**TASK DETAILS:**
Filter the entries and keep only the lines where the string "content" appears.

_____

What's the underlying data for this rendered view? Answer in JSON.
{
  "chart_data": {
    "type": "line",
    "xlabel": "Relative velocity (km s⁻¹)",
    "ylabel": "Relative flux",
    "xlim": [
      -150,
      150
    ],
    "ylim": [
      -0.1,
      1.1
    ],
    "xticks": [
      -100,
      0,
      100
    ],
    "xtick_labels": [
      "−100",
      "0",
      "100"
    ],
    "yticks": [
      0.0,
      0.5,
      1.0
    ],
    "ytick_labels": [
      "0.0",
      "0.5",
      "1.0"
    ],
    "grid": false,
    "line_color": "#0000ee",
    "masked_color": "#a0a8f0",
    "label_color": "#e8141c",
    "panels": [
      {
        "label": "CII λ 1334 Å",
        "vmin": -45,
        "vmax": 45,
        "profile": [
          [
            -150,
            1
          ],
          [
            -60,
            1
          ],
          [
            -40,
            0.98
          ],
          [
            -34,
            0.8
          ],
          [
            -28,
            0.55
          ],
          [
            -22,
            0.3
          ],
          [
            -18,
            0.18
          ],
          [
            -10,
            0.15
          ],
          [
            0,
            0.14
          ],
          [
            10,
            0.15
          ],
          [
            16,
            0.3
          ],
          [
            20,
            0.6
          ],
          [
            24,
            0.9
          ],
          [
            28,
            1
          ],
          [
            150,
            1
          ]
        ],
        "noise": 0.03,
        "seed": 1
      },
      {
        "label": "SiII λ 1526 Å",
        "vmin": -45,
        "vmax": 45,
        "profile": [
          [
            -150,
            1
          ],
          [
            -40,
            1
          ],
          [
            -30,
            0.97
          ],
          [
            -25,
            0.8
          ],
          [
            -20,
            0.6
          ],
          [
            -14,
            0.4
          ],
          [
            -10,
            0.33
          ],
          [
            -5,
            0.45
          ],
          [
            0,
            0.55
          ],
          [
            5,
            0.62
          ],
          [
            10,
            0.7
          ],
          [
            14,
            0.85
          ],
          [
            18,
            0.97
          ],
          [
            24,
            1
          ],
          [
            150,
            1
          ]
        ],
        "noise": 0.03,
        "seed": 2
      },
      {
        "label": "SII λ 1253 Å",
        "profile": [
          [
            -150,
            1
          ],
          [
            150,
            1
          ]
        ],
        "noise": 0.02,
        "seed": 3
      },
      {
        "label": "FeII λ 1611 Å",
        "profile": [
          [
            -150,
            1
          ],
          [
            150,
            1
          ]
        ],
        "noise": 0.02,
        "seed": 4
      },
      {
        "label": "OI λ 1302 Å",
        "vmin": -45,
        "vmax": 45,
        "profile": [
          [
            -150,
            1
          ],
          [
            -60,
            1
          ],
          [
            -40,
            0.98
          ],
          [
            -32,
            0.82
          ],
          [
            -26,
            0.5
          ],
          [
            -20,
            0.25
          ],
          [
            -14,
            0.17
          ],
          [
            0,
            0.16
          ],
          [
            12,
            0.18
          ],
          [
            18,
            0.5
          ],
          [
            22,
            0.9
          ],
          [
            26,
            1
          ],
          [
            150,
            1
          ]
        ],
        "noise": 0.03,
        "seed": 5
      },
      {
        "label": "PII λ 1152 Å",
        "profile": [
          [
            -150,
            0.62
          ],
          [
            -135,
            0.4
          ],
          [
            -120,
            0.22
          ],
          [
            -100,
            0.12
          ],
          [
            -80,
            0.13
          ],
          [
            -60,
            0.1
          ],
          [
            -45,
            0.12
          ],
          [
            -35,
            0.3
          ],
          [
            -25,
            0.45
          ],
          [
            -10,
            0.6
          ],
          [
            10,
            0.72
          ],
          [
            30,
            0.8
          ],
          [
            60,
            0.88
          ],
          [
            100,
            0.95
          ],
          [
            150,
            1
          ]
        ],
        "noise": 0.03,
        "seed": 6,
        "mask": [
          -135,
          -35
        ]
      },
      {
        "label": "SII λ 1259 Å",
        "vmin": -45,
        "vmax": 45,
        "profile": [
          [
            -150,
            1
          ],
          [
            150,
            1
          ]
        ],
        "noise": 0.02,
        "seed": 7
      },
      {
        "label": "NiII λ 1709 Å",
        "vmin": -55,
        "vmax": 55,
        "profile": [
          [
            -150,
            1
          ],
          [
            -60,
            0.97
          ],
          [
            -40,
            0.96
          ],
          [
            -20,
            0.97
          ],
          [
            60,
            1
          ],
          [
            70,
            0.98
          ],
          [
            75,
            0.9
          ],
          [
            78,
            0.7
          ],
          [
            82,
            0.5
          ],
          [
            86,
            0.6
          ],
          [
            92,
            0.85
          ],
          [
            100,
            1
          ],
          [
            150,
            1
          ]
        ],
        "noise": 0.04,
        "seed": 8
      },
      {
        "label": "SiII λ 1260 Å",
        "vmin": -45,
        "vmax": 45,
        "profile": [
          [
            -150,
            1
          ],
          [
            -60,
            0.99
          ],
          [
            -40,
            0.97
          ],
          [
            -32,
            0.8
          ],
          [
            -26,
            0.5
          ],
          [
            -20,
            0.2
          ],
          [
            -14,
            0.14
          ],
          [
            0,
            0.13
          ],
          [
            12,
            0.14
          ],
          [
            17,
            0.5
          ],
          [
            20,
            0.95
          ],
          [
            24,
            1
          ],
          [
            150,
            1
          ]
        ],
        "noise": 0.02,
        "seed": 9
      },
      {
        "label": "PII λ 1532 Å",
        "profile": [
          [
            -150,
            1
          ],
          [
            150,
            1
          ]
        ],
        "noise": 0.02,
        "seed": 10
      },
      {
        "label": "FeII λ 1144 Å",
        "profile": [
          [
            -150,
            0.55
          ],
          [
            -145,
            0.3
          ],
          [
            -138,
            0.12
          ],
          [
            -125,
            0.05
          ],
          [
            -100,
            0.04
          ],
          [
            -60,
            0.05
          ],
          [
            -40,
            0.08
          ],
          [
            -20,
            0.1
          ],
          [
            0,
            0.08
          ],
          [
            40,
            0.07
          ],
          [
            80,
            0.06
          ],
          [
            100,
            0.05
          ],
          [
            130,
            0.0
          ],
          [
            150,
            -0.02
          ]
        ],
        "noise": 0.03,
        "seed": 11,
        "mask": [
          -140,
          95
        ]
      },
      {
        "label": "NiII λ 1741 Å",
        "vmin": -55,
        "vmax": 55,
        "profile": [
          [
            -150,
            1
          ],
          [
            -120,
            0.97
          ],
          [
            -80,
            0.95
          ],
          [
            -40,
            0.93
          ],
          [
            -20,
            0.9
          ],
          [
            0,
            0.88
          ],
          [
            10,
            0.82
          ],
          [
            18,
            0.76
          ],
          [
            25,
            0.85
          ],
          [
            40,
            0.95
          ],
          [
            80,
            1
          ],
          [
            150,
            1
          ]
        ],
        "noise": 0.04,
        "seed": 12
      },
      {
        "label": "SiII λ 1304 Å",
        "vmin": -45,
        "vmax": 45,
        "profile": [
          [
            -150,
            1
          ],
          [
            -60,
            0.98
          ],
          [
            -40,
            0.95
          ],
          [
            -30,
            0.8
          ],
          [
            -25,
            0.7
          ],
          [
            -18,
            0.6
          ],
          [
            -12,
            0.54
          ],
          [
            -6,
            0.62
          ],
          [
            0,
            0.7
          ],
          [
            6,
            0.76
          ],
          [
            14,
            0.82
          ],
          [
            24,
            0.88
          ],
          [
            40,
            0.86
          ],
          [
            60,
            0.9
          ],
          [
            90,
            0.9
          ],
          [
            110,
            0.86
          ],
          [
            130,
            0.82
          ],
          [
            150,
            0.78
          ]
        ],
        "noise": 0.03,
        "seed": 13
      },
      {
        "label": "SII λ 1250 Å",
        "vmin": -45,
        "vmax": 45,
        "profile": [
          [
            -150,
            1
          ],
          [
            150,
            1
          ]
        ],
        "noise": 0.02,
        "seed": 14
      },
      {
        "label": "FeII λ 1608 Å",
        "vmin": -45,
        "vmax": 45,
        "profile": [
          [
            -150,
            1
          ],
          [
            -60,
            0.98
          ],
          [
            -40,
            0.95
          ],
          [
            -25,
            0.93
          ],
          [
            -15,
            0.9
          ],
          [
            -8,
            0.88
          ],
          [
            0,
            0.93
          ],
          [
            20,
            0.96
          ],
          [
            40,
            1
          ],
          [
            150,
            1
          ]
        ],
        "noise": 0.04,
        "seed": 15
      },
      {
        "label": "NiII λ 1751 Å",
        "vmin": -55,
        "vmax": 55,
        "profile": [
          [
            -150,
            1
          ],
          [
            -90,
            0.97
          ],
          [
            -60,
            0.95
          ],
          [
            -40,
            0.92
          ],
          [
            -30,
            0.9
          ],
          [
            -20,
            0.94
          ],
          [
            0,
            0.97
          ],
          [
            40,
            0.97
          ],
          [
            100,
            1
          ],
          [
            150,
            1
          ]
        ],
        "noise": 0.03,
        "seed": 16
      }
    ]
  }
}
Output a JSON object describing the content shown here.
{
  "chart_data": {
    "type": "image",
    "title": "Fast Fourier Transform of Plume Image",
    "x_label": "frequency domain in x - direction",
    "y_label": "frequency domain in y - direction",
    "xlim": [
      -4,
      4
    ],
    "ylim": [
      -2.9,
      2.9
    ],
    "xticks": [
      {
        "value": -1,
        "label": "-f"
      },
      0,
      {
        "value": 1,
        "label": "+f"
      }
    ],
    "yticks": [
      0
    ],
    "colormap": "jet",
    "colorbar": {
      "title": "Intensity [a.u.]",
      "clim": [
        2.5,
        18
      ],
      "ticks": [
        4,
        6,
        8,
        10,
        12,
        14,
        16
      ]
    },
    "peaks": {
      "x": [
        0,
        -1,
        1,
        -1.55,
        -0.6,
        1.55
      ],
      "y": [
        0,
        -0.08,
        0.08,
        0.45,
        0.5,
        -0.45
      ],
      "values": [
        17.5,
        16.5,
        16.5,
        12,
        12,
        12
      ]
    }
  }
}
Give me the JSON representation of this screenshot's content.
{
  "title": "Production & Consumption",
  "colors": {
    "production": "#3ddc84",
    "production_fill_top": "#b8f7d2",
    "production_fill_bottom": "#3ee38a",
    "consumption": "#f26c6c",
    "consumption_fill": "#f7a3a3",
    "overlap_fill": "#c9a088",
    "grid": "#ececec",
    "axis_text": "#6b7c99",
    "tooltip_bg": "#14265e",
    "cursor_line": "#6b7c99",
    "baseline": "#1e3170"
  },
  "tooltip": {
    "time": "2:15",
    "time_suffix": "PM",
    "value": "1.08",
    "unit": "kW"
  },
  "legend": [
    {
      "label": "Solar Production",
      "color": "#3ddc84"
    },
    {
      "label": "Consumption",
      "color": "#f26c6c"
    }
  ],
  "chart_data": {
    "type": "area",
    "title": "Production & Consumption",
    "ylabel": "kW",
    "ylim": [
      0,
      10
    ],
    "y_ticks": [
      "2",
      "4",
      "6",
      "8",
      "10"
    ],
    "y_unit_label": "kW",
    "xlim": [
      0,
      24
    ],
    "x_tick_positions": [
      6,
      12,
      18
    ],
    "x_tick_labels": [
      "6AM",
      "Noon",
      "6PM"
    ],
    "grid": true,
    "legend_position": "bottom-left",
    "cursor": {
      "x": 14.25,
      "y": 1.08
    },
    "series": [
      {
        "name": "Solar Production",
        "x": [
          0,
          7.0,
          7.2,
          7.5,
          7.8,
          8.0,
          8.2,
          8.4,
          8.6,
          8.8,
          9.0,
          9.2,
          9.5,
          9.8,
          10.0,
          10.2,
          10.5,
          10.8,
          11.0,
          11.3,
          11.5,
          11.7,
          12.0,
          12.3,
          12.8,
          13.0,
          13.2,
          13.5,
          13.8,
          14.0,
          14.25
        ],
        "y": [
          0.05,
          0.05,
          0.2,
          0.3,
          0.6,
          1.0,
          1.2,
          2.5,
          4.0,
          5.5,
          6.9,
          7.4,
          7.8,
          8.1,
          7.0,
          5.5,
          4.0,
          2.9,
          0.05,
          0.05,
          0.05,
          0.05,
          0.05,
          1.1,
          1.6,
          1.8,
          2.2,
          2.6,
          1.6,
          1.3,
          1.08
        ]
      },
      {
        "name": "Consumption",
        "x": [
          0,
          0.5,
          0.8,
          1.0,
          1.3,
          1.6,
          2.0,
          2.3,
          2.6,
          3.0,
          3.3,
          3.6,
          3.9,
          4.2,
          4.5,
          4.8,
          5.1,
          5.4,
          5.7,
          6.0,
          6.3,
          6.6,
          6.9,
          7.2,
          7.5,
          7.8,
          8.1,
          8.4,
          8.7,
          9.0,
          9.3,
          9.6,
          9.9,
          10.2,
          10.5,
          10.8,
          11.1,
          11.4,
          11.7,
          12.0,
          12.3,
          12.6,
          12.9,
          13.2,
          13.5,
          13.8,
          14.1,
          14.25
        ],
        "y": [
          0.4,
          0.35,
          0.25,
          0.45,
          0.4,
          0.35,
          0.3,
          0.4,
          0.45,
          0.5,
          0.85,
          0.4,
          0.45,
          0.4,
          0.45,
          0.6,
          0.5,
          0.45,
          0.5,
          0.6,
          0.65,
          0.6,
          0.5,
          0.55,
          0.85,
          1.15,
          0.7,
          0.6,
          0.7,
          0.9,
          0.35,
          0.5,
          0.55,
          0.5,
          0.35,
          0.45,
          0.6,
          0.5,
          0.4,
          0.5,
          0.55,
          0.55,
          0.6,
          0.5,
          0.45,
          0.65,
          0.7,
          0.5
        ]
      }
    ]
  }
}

_____

**THE RESULT:**
Output a JSON object describing the content shown here.
Give me the JSON representation of this screenshot's content.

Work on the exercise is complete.